Exactly repeat the full listing that follows.
┌──
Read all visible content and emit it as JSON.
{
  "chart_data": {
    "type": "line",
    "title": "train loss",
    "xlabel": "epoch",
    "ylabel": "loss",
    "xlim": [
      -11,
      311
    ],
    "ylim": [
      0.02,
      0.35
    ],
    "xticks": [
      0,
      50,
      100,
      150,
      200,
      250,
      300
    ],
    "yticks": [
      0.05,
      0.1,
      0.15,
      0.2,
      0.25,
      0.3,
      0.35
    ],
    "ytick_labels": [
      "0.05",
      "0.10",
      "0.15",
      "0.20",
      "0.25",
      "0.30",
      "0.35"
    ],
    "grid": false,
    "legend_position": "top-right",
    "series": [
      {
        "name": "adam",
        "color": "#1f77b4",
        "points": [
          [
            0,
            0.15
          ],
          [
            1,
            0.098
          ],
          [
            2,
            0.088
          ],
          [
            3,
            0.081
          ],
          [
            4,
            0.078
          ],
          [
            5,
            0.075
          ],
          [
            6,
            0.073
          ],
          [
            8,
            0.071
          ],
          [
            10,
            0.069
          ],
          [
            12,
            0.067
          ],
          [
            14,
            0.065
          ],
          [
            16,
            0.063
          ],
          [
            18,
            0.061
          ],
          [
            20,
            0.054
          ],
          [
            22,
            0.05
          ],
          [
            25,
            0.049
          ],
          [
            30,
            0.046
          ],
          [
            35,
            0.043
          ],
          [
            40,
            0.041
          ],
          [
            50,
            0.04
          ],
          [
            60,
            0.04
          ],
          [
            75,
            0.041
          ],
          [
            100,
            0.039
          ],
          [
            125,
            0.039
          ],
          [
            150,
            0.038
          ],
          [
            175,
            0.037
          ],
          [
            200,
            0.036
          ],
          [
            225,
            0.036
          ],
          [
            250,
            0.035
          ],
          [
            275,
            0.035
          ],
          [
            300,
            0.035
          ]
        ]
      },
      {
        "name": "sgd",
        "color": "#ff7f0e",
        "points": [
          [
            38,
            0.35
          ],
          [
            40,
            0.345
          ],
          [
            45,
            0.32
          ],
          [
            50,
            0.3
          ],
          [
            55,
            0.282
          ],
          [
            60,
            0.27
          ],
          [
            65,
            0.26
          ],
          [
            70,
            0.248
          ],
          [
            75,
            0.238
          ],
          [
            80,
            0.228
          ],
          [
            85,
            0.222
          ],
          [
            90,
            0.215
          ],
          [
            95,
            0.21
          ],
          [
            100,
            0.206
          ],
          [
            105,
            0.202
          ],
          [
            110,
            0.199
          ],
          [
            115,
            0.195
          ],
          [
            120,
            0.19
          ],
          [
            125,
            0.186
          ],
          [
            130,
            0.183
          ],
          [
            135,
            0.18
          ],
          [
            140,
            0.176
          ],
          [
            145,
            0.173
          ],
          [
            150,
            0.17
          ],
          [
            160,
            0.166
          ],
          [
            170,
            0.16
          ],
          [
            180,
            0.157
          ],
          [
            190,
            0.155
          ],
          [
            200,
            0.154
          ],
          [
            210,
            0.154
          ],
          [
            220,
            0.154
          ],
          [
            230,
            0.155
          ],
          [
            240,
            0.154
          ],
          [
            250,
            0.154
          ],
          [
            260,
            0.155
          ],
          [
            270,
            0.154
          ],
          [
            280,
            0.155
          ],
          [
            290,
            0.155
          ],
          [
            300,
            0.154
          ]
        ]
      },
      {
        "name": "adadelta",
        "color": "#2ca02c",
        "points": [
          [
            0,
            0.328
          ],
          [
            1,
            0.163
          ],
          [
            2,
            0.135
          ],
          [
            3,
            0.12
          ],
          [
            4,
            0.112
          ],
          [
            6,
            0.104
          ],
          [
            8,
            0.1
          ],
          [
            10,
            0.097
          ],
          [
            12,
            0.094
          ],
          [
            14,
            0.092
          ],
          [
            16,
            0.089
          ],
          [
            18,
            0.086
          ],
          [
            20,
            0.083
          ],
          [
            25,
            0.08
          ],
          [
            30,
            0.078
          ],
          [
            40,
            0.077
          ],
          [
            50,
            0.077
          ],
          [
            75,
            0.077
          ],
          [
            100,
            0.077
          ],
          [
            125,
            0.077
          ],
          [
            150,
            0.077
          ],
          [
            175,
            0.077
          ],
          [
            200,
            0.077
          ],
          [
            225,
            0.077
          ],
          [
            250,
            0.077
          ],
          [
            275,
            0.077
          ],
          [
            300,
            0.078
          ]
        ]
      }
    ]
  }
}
└──
| Output |
Read all visible content and emit it as JSON.
{
  "chart_data": {
    "type": "line",
    "title": "train loss",
    "xlabel": "epoch",
    "ylabel": "loss",
    "xlim": [
      -11,
      311
    ],
    "ylim": [
      0.02,
      0.35
    ],
    "xticks": [
      0,
      50,
      100,
      150,
      200,
      250,
      300
    ],
    "yticks": [
      0.05,
      0.1,
      0.15,
      0.2,
      0.25,
      0.3,
      0.35
    ],
    "ytick_labels": [
      "0.05",
      "0.10",
      "0.15",
      "0.20",
      "0.25",
      "0.30",
      "0.35"
    ],
    "grid": false,
    "legend_position": "top-right",
    "series": [
      {
        "name": "adam",
        "color": "#1f77b4",
        "points": [
          [
            0,
            0.15
          ],
          [
            1,
            0.098
          ],
          [
            2,
            0.088
          ],
          [
            3,
            0.081
          ],
          [
            4,
            0.078
          ],
          [
            5,
            0.075
          ],
          [
            6,
            0.073
          ],
          [
            8,
            0.071
          ],
          [
            10,
            0.069
          ],
          [
            12,
            0.067
          ],
          [
            14,
            0.065
          ],
          [
            16,
            0.063
          ],
          [
            18,
            0.061
          ],
          [
            20,
            0.054
          ],
          [
            22,
            0.05
          ],
          [
            25,
            0.049
          ],
          [
            30,
            0.046
          ],
          [
            35,
            0.043
          ],
          [
            40,
            0.041
          ],
          [
            50,
            0.04
          ],
          [
            60,
            0.04
          ],
          [
            75,
            0.041
          ],
          [
            100,
            0.039
          ],
          [
            125,
            0.039
          ],
          [
            150,
            0.038
          ],
          [
            175,
            0.037
          ],
          [
            200,
            0.036
          ],
          [
            225,
            0.036
          ],
          [
            250,
            0.035
          ],
          [
            275,
            0.035
          ],
          [
            300,
            0.035
          ]
        ]
      },
      {
        "name": "sgd",
        "color": "#ff7f0e",
        "points": [
          [
            38,
            0.35
          ],
          [
            40,
            0.345
          ],
          [
            45,
            0.32
          ],
          [
            50,
            0.3
          ],
          [
            55,
            0.282
          ],
          [
            60,
            0.27
          ],
          [
            65,
            0.26
          ],
          [
            70,
            0.248
          ],
          [
            75,
            0.238
          ],
          [
            80,
            0.228
          ],
          [
            85,
            0.222
          ],
          [
            90,
            0.215
          ],
          [
            95,
            0.21
          ],
          [
            100,
            0.206
          ],
          [
            105,
            0.202
          ],
          [
            110,
            0.199
          ],
          [
            115,
            0.195
          ],
          [
            120,
            0.19
          ],
          [
            125,
            0.186
          ],
          [
            130,
            0.183
          ],
          [
            135,
            0.18
          ],
          [
            140,
            0.176
          ],
          [
            145,
            0.173
          ],
          [
            150,
            0.17
          ],
          [
            160,
            0.166
          ],
          [
            170,
            0.16
          ],
          [
            180,
            0.157
          ],
          [
            190,
            0.155
          ],
          [
            200,
            0.154
          ],
          [
            210,
            0.154
          ],
          [
            220,
            0.154
          ],
          [
            230,
            0.155
          ],
          [
            240,
            0.154
          ],
          [
            250,
            0.154
          ],
          [
            260,
            0.155
          ],
          [
            270,
            0.154
          ],
          [
            280,
            0.155
          ],
          [
            290,
            0.155
          ],
          [
            300,
            0.154
          ]
        ]
      },
      {
        "name": "adadelta",
        "color": "#2ca02c",
        "points": [
          [
            0,
            0.328
          ],
          [
            1,
            0.163
          ],
          [
            2,
            0.135
          ],
          [
            3,
            0.12
          ],
          [
            4,
            0.112
          ],
          [
            6,
            0.104
          ],
          [
            8,
            0.1
          ],
          [
            10,
            0.097
          ],
          [
            12,
            0.094
          ],
          [
            14,
            0.092
          ],
          [
            16,
            0.089
          ],
          [
            18,
            0.086
          ],
          [
            20,
            0.083
          ],
          [
            25,
            0.08
          ],
          [
            30,
            0.078
          ],
          [
            40,
            0.077
          ],
          [
            50,
            0.077
          ],
          [
            75,
            0.077
          ],
          [
            100,
            0.077
          ],
          [
            125,
            0.077
          ],
          [
            150,
            0.077
          ],
          [
            175,
            0.077
          ],
          [
            200,
            0.077
          ],
          [
            225,
            0.077
          ],
          [
            250,
            0.077
          ],
          [
            275,
            0.077
          ],
          [
            300,
            0.078
          ]
        ]
      }
    ]
  }
}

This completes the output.